━━━━━ Records

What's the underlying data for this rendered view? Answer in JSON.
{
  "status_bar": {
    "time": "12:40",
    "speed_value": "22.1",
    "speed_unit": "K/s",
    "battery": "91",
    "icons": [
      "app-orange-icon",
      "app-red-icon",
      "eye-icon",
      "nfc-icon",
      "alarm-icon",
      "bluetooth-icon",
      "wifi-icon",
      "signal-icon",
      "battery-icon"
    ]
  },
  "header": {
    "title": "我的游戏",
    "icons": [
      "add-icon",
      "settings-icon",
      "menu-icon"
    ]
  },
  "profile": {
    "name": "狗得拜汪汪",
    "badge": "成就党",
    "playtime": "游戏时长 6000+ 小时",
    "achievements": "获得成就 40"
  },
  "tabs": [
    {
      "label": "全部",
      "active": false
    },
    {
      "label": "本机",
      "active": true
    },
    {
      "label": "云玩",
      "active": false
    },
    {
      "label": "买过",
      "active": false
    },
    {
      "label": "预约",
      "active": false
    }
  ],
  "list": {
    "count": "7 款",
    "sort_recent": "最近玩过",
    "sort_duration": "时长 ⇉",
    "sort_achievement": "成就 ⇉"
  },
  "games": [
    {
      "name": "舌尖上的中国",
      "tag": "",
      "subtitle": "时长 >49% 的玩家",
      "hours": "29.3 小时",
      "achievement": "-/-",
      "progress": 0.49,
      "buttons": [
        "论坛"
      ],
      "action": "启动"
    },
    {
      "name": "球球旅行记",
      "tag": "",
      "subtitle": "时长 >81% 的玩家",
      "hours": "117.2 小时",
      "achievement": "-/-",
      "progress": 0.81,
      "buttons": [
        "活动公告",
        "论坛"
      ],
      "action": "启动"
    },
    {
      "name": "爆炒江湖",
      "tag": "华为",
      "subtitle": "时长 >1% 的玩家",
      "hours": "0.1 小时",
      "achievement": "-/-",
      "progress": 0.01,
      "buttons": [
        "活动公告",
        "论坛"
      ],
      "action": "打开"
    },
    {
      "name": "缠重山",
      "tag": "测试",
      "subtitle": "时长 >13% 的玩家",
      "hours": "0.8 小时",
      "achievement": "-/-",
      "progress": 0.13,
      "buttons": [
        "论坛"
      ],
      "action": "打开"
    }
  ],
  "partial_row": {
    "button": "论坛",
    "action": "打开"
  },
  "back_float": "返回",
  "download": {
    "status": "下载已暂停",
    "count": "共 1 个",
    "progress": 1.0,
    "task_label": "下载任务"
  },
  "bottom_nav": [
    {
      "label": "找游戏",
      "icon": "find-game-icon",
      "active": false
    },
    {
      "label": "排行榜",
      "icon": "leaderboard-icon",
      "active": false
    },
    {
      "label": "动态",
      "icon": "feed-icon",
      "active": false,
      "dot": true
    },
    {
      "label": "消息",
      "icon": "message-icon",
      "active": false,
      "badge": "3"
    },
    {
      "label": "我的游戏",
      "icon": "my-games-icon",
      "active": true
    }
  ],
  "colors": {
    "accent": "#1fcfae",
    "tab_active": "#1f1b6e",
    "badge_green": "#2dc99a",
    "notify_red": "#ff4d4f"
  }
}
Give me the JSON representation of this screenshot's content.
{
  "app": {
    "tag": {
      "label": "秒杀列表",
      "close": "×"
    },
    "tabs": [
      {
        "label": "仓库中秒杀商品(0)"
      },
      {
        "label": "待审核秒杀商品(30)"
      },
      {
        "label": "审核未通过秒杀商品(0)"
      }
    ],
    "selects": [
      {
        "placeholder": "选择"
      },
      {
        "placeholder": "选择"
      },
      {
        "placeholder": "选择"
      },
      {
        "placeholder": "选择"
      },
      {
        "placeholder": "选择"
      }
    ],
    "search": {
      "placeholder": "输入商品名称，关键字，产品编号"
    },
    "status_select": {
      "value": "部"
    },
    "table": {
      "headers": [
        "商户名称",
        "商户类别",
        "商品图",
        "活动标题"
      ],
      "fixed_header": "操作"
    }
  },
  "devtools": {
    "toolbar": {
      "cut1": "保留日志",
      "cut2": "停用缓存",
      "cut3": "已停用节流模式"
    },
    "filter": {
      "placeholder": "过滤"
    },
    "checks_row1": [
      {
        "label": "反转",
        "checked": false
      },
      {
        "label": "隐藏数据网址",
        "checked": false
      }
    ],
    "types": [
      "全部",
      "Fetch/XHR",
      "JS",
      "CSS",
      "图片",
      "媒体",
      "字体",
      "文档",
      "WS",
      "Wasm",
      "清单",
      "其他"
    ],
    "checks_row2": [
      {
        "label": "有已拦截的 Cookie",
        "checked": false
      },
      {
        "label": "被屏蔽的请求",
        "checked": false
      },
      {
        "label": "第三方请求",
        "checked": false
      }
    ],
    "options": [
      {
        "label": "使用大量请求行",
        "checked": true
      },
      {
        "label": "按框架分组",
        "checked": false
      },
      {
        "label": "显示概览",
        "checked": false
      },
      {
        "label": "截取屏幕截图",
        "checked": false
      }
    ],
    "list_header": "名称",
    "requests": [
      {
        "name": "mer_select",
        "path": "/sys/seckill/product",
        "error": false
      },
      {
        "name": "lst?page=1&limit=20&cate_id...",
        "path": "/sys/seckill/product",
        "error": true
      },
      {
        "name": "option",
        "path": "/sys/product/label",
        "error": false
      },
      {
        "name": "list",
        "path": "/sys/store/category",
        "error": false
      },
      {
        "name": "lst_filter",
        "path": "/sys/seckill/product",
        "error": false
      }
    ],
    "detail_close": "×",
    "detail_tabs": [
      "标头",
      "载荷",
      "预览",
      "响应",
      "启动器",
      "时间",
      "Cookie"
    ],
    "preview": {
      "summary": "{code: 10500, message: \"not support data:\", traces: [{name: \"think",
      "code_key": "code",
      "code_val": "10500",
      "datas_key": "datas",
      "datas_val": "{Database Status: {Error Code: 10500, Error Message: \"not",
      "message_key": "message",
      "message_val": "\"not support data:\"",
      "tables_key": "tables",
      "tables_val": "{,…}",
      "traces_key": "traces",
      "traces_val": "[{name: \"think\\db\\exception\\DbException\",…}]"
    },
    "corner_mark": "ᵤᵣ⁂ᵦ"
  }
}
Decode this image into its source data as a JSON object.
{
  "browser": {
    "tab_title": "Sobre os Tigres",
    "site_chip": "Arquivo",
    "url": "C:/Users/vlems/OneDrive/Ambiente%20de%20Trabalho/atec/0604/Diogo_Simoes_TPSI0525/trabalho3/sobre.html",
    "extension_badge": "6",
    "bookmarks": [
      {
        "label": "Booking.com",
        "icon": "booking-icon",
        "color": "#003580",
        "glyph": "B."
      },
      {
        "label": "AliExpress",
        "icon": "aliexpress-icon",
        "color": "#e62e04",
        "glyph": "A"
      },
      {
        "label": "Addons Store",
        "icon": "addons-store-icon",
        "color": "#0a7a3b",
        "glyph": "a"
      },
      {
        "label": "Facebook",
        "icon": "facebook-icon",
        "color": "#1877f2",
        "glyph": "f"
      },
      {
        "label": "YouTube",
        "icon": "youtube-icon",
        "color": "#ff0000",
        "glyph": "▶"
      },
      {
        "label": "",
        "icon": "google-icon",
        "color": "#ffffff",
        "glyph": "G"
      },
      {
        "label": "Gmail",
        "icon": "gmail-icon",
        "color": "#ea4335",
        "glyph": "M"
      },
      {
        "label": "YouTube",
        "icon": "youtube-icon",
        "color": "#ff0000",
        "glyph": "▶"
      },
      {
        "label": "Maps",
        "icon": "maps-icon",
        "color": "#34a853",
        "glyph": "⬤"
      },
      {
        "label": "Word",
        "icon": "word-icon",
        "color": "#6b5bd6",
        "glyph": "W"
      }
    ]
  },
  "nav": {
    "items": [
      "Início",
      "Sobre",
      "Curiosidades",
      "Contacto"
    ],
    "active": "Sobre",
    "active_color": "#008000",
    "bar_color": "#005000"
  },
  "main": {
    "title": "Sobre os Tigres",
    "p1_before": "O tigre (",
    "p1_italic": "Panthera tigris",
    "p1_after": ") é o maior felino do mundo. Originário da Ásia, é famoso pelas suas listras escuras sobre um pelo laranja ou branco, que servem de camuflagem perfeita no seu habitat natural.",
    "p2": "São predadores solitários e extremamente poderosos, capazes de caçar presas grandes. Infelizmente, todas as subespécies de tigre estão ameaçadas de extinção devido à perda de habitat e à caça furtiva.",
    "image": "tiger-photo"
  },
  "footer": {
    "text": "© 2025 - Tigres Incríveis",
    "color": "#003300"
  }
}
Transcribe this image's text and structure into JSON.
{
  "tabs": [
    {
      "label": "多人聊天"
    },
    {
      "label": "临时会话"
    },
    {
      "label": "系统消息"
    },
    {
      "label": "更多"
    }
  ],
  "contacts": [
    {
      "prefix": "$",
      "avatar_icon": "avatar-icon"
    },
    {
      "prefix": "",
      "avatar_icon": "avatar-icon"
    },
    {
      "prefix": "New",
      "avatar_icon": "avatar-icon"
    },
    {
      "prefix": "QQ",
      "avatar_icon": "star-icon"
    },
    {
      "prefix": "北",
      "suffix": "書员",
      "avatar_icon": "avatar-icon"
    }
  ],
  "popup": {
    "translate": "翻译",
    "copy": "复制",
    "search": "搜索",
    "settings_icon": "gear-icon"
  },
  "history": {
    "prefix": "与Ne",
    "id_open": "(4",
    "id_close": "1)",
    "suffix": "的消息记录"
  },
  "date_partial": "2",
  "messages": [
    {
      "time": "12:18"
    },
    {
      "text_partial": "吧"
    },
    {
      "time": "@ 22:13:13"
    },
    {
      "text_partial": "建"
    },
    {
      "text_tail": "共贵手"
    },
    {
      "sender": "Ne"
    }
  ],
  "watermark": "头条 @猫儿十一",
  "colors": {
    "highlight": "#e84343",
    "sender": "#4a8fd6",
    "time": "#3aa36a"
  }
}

━━━━━━━━━━

### Task statement
Repeat, with no changes, each line from the one with "Transcribe this image's" to the end of the listing, including both ends and nothing else.

### Solved exercise
Transcribe this image's text and structure into JSON.
{
  "tabs": [
    {
      "label": "多人聊天"
    },
    {
      "label": "临时会话"
    },
    {
      "label": "系统消息"
    },
    {
      "label": "更多"
    }
  ],
  "contacts": [
    {
      "prefix": "$",
      "avatar_icon": "avatar-icon"
    },
    {
      "prefix": "",
      "avatar_icon": "avatar-icon"
    },
    {
      "prefix": "New",
      "avatar_icon": "avatar-icon"
    },
    {
      "prefix": "QQ",
      "avatar_icon": "star-icon"
    },
    {
      "prefix": "北",
      "suffix": "書员",
      "avatar_icon": "avatar-icon"
    }
  ],
  "popup": {
    "translate": "翻译",
    "copy": "复制",
    "search": "搜索",
    "settings_icon": "gear-icon"
  },
  "history": {
    "prefix": "与Ne",
    "id_open": "(4",
    "id_close": "1)",
    "suffix": "的消息记录"
  },
  "date_partial": "2",
  "messages": [
    {
      "time": "12:18"
    },
    {
      "text_partial": "吧"
    },
    {
      "time": "@ 22:13:13"
    },
    {
      "text_partial": "建"
    },
    {
      "text_tail": "共贵手"
    },
    {
      "sender": "Ne"
    }
  ],
  "watermark": "头条 @猫儿十一",
  "colors": {
    "highlight": "#e84343",
    "sender": "#4a8fd6",
    "time": "#3aa36a"
  }
}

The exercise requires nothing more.